- [Exercise requirements]: Every line that contains the word "Joint" should be copied.

- [Stored items]:
+ + + +
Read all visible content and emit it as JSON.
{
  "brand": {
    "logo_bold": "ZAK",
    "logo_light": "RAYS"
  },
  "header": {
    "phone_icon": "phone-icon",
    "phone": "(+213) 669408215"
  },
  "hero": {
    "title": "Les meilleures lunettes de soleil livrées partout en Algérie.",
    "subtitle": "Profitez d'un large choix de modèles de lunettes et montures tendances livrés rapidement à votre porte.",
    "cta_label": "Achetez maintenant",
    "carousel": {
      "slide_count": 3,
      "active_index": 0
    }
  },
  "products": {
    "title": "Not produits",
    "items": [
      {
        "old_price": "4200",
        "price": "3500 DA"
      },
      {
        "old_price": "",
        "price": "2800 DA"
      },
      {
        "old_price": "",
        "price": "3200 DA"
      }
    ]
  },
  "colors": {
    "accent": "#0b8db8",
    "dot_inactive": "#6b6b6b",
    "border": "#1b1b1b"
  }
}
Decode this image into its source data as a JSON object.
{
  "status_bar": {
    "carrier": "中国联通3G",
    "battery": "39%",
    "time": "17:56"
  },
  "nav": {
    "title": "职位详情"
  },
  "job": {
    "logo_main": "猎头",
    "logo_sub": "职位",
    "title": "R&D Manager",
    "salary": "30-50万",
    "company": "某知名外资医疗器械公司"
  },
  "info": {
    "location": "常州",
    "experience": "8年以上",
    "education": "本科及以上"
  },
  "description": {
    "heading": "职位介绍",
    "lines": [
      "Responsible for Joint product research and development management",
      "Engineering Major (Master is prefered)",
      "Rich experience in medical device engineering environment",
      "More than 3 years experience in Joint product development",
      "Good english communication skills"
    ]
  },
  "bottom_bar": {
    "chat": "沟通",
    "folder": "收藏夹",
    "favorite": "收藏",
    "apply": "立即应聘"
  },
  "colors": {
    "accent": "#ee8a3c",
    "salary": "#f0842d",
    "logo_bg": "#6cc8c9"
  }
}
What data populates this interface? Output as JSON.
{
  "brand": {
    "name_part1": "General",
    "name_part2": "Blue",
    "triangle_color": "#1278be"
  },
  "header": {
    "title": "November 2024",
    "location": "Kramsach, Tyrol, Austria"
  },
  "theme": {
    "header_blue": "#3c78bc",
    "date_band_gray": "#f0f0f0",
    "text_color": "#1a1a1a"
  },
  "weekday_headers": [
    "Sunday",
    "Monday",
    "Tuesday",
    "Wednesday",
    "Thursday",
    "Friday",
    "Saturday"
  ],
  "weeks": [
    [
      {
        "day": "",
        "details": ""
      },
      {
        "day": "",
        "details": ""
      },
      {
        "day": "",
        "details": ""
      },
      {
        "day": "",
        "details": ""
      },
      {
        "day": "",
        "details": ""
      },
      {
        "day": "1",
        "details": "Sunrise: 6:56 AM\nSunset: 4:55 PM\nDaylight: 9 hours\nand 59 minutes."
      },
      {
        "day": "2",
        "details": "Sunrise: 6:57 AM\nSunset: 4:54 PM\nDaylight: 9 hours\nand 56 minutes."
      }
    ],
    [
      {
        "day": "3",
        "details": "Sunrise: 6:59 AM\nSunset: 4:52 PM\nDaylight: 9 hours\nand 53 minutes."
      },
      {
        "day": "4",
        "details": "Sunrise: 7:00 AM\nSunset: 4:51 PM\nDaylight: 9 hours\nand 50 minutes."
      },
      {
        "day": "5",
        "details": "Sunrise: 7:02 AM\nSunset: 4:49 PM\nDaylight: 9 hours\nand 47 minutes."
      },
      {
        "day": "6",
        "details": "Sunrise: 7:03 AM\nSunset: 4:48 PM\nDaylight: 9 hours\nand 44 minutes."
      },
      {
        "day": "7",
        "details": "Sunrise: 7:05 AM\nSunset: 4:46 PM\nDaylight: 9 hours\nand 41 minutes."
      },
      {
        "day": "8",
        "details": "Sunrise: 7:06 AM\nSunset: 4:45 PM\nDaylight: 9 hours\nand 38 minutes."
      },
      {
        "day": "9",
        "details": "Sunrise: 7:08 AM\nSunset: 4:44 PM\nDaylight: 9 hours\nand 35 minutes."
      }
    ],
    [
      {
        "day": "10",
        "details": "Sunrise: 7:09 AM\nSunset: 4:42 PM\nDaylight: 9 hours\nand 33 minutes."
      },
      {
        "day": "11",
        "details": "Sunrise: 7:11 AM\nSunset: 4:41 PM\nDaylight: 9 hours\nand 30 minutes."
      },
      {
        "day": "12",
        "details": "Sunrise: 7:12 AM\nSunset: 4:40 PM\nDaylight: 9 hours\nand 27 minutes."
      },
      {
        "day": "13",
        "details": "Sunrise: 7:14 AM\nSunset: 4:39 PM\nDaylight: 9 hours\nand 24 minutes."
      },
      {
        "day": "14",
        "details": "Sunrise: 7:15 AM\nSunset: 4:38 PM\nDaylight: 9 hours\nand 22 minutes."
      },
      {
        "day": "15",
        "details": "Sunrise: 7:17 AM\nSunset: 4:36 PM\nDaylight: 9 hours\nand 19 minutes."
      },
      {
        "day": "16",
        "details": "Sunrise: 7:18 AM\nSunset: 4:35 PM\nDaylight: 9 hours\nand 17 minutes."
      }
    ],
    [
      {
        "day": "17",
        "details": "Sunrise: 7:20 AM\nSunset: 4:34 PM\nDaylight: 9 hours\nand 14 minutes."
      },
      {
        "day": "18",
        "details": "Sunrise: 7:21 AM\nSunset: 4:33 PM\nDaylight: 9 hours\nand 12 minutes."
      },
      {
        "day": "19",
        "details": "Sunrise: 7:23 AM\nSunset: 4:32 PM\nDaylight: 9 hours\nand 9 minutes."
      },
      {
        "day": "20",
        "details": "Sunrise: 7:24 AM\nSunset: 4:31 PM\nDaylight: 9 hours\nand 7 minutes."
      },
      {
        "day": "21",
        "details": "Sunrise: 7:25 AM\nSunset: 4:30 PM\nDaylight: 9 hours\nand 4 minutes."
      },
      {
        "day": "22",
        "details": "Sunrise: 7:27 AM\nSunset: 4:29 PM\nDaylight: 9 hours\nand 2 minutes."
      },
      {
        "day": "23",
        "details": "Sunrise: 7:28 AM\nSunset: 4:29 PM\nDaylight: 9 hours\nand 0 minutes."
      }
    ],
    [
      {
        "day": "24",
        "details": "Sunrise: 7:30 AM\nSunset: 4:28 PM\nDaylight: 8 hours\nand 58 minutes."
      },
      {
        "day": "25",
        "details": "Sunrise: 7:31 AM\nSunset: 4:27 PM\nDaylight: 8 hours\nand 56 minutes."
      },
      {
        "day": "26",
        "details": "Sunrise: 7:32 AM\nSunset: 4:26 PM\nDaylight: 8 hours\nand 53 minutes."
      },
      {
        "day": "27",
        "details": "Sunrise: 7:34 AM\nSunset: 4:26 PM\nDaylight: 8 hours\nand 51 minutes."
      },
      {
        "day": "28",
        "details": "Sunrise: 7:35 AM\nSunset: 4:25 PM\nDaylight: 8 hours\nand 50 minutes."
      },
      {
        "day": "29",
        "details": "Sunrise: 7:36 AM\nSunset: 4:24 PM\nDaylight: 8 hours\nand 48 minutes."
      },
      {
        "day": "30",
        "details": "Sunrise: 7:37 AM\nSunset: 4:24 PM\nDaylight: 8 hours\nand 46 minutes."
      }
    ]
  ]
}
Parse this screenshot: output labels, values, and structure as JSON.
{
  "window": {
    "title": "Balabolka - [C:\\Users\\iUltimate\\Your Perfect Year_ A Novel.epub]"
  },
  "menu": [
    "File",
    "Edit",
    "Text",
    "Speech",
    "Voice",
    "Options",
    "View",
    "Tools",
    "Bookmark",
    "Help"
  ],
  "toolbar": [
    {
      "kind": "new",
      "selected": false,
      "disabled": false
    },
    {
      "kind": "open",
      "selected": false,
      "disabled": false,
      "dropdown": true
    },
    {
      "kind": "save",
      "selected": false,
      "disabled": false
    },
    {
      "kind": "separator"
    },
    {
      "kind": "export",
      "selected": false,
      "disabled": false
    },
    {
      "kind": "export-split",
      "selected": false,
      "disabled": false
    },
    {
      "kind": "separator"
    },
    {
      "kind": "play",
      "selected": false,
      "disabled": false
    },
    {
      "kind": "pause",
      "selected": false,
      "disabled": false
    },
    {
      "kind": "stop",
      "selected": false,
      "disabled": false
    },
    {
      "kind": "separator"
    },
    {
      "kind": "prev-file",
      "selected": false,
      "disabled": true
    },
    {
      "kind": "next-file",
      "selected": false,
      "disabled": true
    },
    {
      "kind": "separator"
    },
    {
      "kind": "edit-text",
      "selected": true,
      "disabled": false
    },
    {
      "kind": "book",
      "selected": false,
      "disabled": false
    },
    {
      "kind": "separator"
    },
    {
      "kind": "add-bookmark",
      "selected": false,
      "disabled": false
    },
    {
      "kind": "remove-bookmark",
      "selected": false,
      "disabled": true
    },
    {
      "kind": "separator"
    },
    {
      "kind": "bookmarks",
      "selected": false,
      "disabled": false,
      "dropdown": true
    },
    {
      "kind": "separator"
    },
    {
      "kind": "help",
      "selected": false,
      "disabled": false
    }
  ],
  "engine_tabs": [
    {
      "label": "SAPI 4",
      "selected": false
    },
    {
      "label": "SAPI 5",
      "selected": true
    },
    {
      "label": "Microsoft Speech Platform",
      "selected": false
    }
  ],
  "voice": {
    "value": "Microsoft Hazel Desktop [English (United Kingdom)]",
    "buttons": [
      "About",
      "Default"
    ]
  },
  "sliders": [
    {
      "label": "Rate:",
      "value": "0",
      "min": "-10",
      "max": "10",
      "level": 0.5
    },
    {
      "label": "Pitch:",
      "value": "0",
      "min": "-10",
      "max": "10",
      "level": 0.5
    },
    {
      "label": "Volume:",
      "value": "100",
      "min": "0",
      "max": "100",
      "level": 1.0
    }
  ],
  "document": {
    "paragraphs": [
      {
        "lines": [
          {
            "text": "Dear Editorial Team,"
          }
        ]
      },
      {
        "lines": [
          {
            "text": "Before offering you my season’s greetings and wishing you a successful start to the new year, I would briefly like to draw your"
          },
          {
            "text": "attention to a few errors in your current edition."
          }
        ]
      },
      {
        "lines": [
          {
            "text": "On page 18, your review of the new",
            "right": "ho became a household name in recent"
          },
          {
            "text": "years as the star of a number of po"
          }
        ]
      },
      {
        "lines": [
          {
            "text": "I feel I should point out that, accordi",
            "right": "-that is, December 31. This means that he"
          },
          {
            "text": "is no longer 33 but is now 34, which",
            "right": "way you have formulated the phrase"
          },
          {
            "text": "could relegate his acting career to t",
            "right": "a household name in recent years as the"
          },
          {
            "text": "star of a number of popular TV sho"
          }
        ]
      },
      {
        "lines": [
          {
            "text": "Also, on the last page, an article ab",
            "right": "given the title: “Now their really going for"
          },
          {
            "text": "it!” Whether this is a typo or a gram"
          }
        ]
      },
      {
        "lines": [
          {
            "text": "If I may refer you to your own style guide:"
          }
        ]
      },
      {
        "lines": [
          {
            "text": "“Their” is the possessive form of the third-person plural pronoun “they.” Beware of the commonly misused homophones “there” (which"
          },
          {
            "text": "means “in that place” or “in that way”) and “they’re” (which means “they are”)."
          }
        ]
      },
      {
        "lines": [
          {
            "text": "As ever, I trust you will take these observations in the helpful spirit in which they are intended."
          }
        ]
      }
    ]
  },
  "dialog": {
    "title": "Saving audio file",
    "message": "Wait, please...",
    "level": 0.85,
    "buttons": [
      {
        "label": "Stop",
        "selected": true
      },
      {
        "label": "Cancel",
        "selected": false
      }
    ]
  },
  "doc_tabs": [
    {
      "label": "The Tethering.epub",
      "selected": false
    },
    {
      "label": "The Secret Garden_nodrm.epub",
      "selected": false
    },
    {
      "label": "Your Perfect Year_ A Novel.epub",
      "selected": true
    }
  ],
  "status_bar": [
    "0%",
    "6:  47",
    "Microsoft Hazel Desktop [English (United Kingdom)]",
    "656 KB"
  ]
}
+ + + +
- [Solution to this exercise]:
      "Responsible for Joint product research and development management",
      "More than 3 years experience in Joint product development",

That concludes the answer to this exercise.